## EXERCISE DATA
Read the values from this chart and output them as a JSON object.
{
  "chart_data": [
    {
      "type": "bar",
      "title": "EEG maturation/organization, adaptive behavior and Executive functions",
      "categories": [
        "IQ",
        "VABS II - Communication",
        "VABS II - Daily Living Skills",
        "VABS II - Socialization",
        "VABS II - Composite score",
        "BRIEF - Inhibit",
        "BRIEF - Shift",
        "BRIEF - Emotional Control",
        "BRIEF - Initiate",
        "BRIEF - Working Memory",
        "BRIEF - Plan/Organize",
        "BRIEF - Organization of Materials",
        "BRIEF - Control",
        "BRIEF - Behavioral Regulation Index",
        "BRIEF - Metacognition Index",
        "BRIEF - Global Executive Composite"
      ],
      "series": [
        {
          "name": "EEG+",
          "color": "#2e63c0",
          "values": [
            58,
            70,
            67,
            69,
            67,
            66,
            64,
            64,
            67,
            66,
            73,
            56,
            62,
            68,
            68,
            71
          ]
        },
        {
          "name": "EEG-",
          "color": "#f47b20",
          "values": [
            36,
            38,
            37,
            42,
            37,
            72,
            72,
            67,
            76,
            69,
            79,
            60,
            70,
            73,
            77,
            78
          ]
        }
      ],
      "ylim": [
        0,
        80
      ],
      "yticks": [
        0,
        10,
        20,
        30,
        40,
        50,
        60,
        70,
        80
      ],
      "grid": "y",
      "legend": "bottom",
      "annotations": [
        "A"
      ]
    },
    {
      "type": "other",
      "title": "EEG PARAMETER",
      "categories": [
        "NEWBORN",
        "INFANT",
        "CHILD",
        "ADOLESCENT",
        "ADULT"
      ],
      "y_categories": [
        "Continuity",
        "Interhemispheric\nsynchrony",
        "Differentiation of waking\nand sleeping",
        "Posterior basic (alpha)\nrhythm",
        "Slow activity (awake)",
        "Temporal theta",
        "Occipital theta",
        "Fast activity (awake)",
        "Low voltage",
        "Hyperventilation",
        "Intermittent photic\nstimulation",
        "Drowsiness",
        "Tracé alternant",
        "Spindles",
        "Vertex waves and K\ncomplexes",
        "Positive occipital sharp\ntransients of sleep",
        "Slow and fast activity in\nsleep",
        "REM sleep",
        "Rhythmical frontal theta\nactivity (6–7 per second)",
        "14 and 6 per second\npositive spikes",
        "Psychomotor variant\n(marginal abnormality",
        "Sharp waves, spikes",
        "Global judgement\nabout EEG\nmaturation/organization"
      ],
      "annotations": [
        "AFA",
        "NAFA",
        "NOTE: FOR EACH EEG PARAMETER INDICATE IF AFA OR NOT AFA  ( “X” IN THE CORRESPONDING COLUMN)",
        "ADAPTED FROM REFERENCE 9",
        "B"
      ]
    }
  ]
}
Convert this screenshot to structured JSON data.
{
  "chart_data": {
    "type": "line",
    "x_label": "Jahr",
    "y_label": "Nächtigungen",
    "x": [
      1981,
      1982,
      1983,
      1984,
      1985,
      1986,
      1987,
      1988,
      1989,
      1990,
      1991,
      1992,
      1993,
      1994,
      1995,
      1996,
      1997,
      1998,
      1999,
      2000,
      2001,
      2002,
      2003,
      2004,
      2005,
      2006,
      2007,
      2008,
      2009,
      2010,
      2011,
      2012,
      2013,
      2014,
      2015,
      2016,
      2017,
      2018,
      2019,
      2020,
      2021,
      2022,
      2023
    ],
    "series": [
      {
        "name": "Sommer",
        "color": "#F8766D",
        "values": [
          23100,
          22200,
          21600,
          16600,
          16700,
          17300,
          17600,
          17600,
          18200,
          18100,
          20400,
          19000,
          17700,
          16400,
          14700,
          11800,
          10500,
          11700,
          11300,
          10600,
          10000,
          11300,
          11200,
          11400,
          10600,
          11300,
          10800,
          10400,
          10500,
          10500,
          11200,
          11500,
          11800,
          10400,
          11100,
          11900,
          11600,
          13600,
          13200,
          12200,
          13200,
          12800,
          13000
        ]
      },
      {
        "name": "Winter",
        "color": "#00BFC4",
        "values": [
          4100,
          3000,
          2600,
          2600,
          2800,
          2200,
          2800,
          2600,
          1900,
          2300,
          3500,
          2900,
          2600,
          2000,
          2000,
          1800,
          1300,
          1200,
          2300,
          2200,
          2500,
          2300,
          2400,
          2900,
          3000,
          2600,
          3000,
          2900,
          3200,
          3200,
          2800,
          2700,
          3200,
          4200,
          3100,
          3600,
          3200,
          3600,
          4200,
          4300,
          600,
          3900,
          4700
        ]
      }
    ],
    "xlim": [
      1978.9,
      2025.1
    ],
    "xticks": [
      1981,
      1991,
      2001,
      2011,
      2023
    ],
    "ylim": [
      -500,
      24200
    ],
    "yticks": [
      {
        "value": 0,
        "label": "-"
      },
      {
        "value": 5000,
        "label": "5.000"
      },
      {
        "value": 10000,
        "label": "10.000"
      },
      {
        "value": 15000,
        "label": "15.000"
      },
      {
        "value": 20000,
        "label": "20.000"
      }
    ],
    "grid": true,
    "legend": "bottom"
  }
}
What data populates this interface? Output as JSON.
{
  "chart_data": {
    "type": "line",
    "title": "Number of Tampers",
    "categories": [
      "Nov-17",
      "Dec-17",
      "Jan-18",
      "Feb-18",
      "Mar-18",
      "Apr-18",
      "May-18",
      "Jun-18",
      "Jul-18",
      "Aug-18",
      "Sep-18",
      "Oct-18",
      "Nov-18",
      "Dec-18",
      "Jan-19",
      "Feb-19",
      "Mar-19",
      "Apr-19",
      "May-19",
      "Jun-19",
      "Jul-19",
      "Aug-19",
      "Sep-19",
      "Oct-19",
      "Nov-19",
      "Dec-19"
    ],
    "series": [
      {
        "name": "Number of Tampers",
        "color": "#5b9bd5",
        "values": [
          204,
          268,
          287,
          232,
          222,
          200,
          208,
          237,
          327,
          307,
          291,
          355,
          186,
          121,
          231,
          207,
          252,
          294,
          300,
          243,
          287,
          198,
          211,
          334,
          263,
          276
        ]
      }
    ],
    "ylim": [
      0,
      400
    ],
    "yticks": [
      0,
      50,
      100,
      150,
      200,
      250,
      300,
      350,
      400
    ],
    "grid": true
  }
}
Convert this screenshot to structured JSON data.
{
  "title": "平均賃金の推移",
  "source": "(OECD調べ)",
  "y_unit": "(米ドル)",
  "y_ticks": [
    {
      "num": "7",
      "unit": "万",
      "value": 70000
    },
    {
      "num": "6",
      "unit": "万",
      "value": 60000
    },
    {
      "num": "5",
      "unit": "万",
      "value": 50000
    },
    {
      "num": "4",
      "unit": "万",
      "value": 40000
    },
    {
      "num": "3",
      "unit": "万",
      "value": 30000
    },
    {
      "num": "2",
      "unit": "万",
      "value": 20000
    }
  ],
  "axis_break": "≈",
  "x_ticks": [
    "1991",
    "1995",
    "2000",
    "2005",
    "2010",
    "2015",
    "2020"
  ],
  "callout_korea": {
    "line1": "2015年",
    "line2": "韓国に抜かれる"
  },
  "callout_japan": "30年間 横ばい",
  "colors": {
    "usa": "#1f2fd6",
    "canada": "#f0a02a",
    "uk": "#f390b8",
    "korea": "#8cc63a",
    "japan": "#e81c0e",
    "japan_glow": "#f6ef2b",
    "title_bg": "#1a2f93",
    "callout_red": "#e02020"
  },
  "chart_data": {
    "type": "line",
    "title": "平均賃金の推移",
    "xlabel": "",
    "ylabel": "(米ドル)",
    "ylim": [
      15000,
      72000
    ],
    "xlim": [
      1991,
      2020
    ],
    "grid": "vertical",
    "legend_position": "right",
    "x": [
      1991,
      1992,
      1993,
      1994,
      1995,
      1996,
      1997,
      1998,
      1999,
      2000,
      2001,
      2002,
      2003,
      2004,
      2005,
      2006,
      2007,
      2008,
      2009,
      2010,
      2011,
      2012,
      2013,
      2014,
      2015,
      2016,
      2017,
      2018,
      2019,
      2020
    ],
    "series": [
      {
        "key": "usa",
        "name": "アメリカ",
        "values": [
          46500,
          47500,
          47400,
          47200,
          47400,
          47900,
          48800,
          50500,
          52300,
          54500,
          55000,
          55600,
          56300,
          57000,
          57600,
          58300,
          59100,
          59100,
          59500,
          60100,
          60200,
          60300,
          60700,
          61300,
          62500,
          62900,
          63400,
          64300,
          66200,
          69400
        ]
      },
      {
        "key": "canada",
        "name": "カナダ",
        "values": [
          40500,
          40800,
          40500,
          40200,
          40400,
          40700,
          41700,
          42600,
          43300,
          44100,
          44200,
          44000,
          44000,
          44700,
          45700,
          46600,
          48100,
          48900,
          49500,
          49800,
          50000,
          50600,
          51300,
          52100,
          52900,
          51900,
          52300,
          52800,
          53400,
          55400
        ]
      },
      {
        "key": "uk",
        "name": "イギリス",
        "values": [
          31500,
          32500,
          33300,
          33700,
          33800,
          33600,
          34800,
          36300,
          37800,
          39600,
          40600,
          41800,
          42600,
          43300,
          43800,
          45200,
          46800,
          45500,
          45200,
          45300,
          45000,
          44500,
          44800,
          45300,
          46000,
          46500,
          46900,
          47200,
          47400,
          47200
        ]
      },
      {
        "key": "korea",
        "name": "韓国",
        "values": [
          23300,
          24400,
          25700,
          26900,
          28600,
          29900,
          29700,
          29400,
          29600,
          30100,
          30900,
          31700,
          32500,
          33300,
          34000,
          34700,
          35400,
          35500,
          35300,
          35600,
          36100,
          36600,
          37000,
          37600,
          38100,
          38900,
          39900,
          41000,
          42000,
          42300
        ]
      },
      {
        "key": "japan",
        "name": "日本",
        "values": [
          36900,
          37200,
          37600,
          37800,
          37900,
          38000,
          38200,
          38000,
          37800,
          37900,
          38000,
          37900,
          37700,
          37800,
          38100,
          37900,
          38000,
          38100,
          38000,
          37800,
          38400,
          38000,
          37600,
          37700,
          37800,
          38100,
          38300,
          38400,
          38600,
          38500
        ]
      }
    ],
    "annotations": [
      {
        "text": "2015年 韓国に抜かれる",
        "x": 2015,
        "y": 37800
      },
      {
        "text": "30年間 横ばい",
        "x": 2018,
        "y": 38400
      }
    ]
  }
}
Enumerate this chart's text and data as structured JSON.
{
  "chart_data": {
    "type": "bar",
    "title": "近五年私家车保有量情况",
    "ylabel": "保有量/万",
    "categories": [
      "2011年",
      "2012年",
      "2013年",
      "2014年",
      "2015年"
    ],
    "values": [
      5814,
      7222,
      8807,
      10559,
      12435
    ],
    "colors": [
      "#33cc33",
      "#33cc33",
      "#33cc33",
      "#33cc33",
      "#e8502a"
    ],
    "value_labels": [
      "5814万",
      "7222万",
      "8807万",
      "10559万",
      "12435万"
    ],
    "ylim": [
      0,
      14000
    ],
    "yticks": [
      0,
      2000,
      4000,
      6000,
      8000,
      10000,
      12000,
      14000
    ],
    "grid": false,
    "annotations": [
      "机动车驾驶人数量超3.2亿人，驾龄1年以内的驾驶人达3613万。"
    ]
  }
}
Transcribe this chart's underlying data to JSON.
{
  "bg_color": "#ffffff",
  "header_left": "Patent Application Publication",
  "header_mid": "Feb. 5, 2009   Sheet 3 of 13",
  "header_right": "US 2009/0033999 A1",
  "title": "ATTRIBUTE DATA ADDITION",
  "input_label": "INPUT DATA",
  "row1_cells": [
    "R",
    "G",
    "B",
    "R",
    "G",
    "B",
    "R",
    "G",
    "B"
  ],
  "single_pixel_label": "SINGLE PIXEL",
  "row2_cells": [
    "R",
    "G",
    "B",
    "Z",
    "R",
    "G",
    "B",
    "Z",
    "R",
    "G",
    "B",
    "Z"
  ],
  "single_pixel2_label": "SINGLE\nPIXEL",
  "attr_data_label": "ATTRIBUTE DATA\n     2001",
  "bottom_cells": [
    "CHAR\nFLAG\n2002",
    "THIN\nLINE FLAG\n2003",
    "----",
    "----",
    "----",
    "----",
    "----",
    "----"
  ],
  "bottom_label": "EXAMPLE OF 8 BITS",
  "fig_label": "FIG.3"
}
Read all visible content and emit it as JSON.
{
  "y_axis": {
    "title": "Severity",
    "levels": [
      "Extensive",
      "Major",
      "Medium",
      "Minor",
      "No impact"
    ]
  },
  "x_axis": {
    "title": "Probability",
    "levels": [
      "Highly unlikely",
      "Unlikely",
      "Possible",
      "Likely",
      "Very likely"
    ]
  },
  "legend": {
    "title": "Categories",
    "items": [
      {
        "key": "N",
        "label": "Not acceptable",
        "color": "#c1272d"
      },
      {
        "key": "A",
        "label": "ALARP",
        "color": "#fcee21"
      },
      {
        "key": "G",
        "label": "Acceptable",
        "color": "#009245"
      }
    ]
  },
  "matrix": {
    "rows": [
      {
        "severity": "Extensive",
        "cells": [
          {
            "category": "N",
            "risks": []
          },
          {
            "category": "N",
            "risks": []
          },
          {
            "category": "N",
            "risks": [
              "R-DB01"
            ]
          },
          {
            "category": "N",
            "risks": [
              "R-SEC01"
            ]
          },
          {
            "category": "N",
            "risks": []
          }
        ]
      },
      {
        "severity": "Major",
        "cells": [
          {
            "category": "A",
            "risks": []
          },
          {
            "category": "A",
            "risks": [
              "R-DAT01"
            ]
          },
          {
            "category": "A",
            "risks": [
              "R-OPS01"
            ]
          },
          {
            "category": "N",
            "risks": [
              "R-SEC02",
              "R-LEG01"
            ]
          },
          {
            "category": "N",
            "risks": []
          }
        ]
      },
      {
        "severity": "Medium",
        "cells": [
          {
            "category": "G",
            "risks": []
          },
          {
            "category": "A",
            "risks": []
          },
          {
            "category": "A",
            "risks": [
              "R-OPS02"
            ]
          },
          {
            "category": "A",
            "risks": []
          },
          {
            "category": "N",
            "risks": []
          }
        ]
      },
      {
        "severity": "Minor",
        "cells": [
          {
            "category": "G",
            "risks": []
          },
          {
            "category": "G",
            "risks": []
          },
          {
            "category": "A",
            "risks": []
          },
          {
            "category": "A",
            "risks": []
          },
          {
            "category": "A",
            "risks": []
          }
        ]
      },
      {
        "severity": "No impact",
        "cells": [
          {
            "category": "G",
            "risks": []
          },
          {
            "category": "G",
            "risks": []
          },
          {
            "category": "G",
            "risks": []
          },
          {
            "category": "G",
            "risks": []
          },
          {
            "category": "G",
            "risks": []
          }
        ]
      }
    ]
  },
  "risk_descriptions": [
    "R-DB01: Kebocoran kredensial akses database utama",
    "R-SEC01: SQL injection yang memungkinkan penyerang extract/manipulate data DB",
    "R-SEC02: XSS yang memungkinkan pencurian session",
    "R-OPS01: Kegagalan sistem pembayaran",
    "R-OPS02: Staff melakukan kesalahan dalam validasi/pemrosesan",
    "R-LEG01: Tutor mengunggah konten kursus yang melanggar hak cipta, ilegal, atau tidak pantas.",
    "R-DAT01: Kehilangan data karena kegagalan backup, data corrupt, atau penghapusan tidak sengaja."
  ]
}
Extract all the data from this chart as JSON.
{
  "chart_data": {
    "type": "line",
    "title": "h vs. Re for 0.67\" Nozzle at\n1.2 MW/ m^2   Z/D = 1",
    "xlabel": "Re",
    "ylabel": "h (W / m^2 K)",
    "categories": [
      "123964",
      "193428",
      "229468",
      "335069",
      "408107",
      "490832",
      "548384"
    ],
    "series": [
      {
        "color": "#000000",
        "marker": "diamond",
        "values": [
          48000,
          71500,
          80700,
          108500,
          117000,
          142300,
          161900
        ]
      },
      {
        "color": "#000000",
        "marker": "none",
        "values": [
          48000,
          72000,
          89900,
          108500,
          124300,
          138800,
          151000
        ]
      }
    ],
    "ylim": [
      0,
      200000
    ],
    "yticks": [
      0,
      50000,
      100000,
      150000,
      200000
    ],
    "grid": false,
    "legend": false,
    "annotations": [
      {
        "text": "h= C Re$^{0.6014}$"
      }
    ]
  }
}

## TO BE DONE
Copy out each line in the listing that has the word "atau".

## TASK RESULT
    "R-LEG01: Tutor mengunggah konten kursus yang melanggar hak cipta, ilegal, atau tidak pantas.",
    "R-DAT01: Kehilangan data karena kegagalan backup, data corrupt, atau penghapusan tidak sengaja."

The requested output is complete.